§ WHAT YOU HAVE TO DO: Pull out every line of the listing below where "color" appears.

§ RECORDS FOR THIS TASK:
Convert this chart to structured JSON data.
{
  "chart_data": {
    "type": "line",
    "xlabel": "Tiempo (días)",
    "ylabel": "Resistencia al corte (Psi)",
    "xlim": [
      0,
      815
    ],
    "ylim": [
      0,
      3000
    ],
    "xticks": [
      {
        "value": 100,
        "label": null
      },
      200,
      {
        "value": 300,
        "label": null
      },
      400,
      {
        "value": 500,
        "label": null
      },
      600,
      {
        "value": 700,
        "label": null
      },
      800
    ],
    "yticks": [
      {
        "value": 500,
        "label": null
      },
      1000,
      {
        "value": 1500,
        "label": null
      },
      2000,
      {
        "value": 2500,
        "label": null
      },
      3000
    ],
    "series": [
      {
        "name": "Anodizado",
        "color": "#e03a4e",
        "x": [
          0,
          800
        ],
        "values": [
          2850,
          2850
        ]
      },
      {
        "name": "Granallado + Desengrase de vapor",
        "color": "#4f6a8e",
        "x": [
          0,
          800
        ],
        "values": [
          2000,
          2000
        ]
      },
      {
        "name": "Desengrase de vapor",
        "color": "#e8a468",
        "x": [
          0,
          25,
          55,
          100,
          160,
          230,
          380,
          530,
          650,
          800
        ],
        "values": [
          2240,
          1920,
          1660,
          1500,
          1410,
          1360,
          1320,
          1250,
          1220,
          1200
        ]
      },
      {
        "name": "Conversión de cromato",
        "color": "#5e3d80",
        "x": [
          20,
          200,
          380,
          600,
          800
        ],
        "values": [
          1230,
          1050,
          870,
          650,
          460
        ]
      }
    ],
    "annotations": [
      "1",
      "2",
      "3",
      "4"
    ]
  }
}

§ REPLY:
        "color": "#e03a4e",
        "color": "#4f6a8e",
        "color": "#e8a468",
        "color": "#5e3d80",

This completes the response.